**Problem description:**
From the listing below, select every line where the word "text" appears.

# # # # # # #

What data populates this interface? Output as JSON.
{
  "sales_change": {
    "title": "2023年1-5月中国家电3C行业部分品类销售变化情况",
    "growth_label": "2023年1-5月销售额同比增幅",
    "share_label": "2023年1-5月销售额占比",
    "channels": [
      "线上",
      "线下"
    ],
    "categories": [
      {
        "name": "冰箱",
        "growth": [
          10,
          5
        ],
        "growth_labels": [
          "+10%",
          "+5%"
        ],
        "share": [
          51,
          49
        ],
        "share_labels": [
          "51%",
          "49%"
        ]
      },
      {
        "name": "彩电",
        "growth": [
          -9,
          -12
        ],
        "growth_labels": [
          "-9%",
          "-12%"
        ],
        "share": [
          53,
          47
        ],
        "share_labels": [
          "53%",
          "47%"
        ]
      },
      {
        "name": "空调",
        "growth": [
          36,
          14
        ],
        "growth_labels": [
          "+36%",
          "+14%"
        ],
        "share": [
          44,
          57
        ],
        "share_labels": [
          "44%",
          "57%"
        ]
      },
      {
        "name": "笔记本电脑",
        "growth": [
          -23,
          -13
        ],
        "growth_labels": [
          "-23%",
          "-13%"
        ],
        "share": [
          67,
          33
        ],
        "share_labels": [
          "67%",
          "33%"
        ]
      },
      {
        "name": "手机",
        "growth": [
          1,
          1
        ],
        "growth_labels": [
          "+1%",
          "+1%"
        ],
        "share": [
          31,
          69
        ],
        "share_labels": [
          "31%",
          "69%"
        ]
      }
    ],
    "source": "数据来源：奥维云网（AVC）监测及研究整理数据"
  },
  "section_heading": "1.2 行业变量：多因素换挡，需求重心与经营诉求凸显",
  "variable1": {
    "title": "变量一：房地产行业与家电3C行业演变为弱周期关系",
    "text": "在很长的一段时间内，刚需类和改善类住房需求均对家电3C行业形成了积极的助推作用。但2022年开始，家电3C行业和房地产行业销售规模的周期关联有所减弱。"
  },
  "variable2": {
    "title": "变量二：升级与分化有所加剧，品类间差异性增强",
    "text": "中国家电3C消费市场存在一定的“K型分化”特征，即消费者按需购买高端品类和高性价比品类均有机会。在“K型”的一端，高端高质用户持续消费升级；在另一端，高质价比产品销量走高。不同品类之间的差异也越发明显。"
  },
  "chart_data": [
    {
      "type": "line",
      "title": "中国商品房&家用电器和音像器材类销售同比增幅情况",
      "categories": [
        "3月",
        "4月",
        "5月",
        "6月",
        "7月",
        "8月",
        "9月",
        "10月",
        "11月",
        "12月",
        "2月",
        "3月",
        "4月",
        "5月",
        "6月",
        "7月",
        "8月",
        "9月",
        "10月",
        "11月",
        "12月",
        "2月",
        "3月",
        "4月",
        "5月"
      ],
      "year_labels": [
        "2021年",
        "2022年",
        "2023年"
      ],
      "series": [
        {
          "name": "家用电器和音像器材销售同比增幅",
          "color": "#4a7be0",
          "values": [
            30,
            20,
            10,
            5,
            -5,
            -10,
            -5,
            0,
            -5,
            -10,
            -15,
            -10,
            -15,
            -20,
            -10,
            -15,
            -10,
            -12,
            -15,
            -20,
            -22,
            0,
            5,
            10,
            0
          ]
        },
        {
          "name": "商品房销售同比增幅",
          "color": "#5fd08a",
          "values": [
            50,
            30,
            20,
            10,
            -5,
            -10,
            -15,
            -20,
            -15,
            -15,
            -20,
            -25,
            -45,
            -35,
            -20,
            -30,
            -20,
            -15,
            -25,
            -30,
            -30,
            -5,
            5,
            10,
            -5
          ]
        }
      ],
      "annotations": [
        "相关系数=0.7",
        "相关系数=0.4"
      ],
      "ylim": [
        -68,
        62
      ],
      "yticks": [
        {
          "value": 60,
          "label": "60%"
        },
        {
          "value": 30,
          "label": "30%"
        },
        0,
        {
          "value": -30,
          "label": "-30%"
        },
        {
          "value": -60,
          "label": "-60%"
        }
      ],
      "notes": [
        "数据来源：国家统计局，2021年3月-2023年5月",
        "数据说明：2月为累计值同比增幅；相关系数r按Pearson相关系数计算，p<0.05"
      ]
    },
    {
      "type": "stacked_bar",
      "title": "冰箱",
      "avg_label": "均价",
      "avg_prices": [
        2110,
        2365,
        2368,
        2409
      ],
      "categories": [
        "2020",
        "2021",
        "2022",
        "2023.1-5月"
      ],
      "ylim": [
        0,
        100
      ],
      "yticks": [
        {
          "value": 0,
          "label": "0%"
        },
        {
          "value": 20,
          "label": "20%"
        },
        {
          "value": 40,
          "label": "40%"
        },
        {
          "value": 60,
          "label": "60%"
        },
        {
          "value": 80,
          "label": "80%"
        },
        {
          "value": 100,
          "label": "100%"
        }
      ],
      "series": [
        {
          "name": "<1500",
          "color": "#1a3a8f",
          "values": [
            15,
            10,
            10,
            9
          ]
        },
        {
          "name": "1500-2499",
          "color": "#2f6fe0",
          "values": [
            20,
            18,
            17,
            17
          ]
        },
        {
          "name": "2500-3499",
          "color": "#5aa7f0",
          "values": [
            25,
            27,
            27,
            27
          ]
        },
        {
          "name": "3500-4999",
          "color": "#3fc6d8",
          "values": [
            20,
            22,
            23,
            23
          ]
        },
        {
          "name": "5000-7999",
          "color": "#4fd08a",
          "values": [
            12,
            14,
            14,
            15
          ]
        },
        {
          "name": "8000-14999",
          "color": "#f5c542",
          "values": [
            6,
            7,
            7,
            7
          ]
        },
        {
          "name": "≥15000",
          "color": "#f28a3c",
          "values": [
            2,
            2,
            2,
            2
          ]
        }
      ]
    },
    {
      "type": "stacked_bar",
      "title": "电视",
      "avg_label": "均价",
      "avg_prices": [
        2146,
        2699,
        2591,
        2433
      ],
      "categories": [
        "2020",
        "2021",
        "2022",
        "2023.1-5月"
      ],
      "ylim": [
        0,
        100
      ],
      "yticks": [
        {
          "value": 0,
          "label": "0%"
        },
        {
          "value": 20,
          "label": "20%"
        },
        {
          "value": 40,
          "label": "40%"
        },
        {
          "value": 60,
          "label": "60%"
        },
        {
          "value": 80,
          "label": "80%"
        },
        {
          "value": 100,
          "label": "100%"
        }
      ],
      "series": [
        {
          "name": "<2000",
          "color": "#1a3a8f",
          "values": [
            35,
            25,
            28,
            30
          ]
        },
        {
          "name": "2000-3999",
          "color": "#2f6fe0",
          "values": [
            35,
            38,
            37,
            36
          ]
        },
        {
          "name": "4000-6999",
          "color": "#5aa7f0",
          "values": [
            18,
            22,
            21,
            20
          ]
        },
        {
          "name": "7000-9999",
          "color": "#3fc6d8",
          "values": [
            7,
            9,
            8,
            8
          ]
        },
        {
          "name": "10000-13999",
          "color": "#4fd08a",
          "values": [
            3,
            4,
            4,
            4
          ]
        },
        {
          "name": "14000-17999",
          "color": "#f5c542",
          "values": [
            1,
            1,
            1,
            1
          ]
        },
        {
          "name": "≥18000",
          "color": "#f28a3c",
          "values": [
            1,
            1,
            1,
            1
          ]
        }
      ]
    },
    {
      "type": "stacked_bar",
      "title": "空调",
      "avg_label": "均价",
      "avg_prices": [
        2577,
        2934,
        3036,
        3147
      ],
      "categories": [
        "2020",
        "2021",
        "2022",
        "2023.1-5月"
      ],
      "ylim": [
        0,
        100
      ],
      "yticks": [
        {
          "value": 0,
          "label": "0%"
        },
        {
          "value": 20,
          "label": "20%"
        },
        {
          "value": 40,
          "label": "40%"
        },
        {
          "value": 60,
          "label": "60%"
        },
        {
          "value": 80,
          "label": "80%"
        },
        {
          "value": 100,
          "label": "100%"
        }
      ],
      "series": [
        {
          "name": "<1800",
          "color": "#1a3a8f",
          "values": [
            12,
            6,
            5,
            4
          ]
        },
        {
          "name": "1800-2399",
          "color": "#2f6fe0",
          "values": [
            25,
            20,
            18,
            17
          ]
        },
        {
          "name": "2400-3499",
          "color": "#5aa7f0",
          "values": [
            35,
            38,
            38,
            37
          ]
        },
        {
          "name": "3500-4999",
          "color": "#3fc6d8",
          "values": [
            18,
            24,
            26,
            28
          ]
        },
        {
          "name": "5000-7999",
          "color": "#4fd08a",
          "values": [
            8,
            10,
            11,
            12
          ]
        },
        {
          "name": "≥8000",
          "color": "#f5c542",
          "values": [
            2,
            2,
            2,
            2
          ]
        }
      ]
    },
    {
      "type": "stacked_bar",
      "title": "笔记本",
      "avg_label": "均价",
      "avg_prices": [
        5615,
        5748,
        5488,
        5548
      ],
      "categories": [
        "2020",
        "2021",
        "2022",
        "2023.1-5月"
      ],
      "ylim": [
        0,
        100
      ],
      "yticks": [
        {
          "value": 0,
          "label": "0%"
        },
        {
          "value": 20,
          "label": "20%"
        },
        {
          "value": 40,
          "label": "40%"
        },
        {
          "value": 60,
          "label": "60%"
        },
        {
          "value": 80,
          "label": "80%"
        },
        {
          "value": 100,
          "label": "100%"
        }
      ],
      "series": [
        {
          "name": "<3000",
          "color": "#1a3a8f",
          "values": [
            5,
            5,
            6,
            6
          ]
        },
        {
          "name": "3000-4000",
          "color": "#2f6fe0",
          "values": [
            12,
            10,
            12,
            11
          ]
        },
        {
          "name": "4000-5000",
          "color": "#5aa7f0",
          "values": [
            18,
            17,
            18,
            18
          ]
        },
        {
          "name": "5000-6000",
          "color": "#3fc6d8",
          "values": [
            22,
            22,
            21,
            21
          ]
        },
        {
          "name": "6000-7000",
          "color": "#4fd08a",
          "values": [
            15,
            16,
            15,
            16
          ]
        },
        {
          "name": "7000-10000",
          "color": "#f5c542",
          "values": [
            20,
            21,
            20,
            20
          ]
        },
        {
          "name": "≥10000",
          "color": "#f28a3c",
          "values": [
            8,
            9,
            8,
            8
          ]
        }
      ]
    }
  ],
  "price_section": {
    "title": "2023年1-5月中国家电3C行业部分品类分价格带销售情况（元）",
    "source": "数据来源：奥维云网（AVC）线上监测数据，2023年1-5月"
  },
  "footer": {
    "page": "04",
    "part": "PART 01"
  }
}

# # # # # # #

**Task output:**
    "text": "在很长的一段时间内，刚需类和改善类住房需求均对家电3C行业形成了积极的助推作用。但2022年开始，家电3C行业和房地产行业销售规模的周期关联有所减弱。"
    "text": "中国家电3C消费市场存在一定的“K型分化”特征，即消费者按需购买高端品类和高性价比品类均有机会。在“K型”的一端，高端高质用户持续消费升级；在另一端，高质价比产品销量走高。不同品类之间的差异也越发明显。"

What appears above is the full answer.